**GOAL OF THE EXERCISE:** Write the data out again exactly, with no pictures.

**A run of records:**
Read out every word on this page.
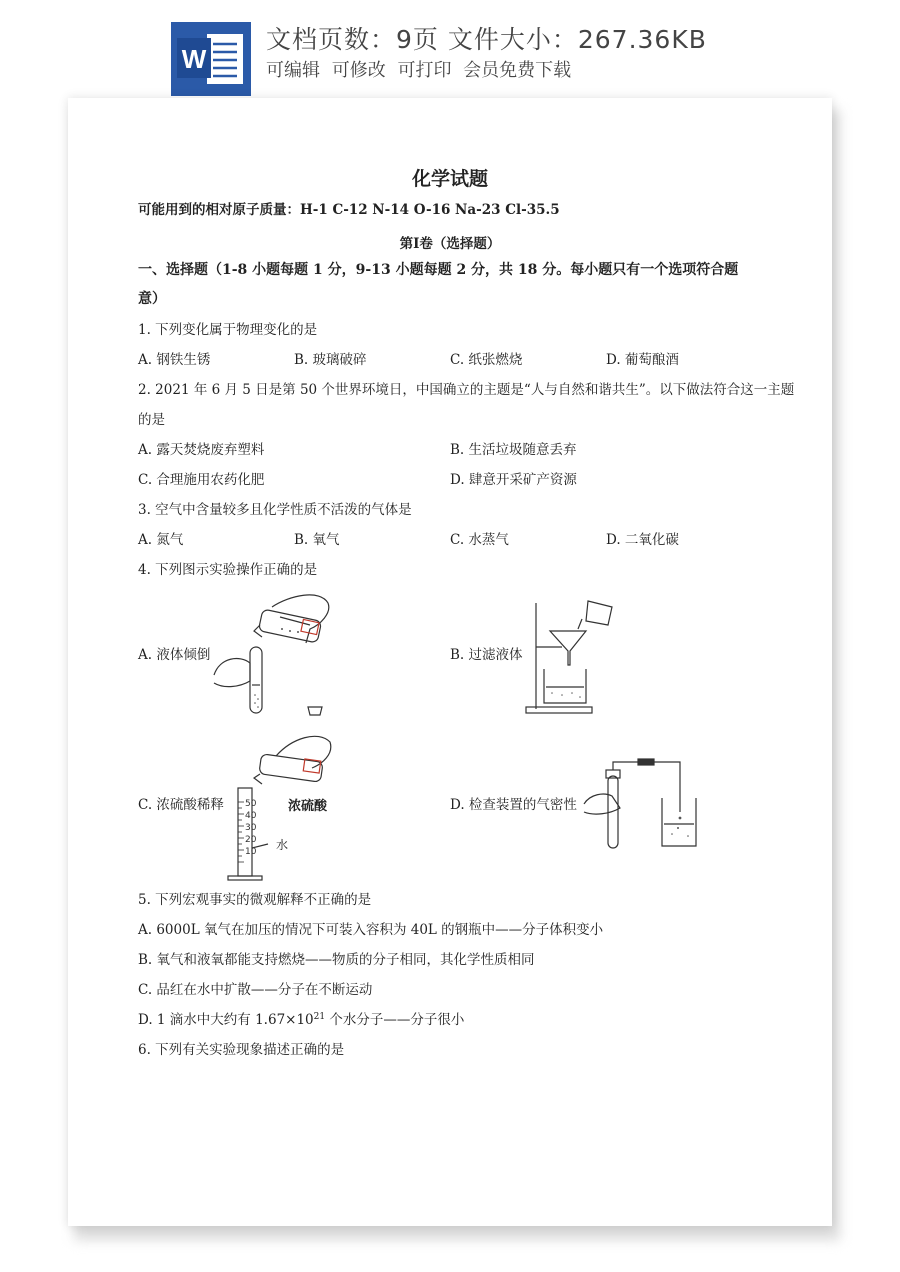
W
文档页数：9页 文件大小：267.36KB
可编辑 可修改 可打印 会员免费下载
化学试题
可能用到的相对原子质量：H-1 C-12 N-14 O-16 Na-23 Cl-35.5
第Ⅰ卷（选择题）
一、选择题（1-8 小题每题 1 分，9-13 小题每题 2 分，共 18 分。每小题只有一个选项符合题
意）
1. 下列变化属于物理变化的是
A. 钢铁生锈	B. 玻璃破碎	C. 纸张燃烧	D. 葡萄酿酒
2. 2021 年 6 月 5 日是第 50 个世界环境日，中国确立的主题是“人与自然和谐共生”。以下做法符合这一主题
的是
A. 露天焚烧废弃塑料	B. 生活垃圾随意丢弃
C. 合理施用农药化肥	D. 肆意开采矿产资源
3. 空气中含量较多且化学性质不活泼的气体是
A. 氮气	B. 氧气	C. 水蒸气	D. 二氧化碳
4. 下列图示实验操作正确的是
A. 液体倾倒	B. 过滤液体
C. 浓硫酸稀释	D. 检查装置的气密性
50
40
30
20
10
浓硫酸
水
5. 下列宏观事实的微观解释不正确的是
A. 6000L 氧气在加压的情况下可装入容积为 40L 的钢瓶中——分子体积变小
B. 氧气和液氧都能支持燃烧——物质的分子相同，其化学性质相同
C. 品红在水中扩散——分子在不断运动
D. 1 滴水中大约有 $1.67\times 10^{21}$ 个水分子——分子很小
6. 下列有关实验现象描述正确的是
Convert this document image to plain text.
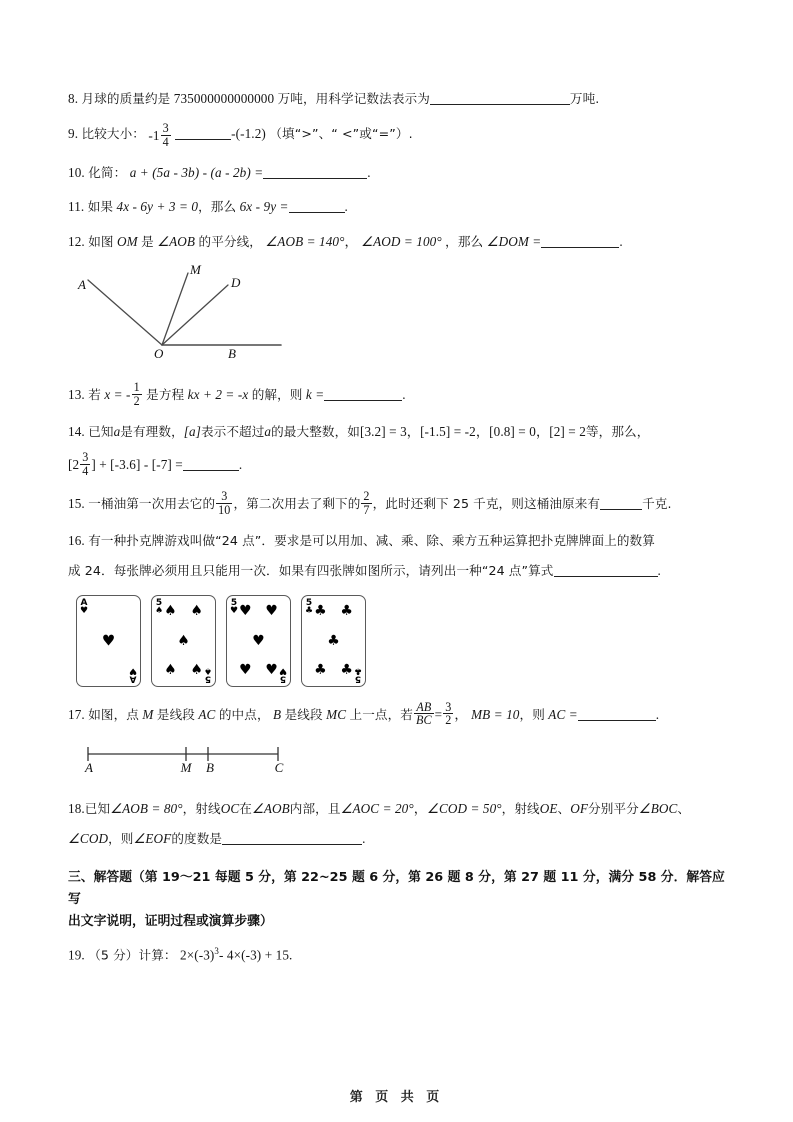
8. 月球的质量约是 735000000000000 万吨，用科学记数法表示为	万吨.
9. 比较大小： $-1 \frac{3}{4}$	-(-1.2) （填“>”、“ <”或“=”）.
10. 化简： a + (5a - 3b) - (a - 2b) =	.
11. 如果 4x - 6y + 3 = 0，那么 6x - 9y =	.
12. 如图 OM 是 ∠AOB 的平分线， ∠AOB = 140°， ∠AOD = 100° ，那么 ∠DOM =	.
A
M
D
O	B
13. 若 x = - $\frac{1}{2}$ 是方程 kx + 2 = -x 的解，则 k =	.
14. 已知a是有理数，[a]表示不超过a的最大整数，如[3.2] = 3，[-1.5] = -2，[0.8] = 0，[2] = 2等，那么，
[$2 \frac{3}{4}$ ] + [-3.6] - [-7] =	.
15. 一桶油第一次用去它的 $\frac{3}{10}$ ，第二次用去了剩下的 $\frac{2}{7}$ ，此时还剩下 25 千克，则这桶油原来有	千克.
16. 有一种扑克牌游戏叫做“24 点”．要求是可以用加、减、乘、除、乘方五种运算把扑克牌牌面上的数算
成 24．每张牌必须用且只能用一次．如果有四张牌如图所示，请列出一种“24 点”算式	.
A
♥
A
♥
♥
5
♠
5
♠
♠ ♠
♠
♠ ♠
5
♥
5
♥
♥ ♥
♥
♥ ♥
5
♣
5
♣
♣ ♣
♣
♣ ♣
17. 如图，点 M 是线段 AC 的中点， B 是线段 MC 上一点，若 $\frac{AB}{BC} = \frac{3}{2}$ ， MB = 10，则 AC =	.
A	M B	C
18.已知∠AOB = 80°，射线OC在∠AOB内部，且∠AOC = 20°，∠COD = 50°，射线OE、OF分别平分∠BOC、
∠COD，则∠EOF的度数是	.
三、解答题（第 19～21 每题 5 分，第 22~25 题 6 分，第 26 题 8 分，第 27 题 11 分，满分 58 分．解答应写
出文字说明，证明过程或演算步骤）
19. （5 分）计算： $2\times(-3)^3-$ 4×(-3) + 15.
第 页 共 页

**RESPONSE TO THE TASK:**
Read out every word on this page.
W
文档页数：9页 文件大小：267.36KB
可编辑 可修改 可打印 会员免费下载
化学试题
可能用到的相对原子质量：H-1 C-12 N-14 O-16 Na-23 Cl-35.5
第Ⅰ卷（选择题）
一、选择题（1-8 小题每题 1 分，9-13 小题每题 2 分，共 18 分。每小题只有一个选项符合题
意）
1. 下列变化属于物理变化的是
A. 钢铁生锈	B. 玻璃破碎	C. 纸张燃烧	D. 葡萄酿酒
2. 2021 年 6 月 5 日是第 50 个世界环境日，中国确立的主题是“人与自然和谐共生”。以下做法符合这一主题
的是
A. 露天焚烧废弃塑料	B. 生活垃圾随意丢弃
C. 合理施用农药化肥	D. 肆意开采矿产资源
3. 空气中含量较多且化学性质不活泼的气体是
A. 氮气	B. 氧气	C. 水蒸气	D. 二氧化碳
4. 下列图示实验操作正确的是
A. 液体倾倒	B. 过滤液体
C. 浓硫酸稀释	D. 检查装置的气密性
50
40
30
20
10
浓硫酸
水
5. 下列宏观事实的微观解释不正确的是
A. 6000L 氧气在加压的情况下可装入容积为 40L 的钢瓶中——分子体积变小
B. 氧气和液氧都能支持燃烧——物质的分子相同，其化学性质相同
C. 品红在水中扩散——分子在不断运动
D. 1 滴水中大约有 $1.67\times 10^{21}$ 个水分子——分子很小
6. 下列有关实验现象描述正确的是
Convert this document image to plain text.
8. 月球的质量约是 735000000000000 万吨，用科学记数法表示为	万吨.
9. 比较大小： $-1 \frac{3}{4}$	-(-1.2) （填“>”、“ <”或“=”）.
10. 化简： a + (5a - 3b) - (a - 2b) =	.
11. 如果 4x - 6y + 3 = 0，那么 6x - 9y =	.
12. 如图 OM 是 ∠AOB 的平分线， ∠AOB = 140°， ∠AOD = 100° ，那么 ∠DOM =	.
A
M
D
O	B
13. 若 x = - $\frac{1}{2}$ 是方程 kx + 2 = -x 的解，则 k =	.
14. 已知a是有理数，[a]表示不超过a的最大整数，如[3.2] = 3，[-1.5] = -2，[0.8] = 0，[2] = 2等，那么，
[$2 \frac{3}{4}$ ] + [-3.6] - [-7] =	.
15. 一桶油第一次用去它的 $\frac{3}{10}$ ，第二次用去了剩下的 $\frac{2}{7}$ ，此时还剩下 25 千克，则这桶油原来有	千克.
16. 有一种扑克牌游戏叫做“24 点”．要求是可以用加、减、乘、除、乘方五种运算把扑克牌牌面上的数算
成 24．每张牌必须用且只能用一次．如果有四张牌如图所示，请列出一种“24 点”算式	.
A
♥
A
♥
♥
5
♠
5
♠
♠ ♠
♠
♠ ♠
5
♥
5
♥
♥ ♥
♥
♥ ♥
5
♣
5
♣
♣ ♣
♣
♣ ♣
17. 如图，点 M 是线段 AC 的中点， B 是线段 MC 上一点，若 $\frac{AB}{BC} = \frac{3}{2}$ ， MB = 10，则 AC =	.
A	M B	C
18.已知∠AOB = 80°，射线OC在∠AOB内部，且∠AOC = 20°，∠COD = 50°，射线OE、OF分别平分∠BOC、
∠COD，则∠EOF的度数是	.
三、解答题（第 19～21 每题 5 分，第 22~25 题 6 分，第 26 题 8 分，第 27 题 11 分，满分 58 分．解答应写
出文字说明，证明过程或演算步骤）
19. （5 分）计算： $2\times(-3)^3-$ 4×(-3) + 15.
第 页 共 页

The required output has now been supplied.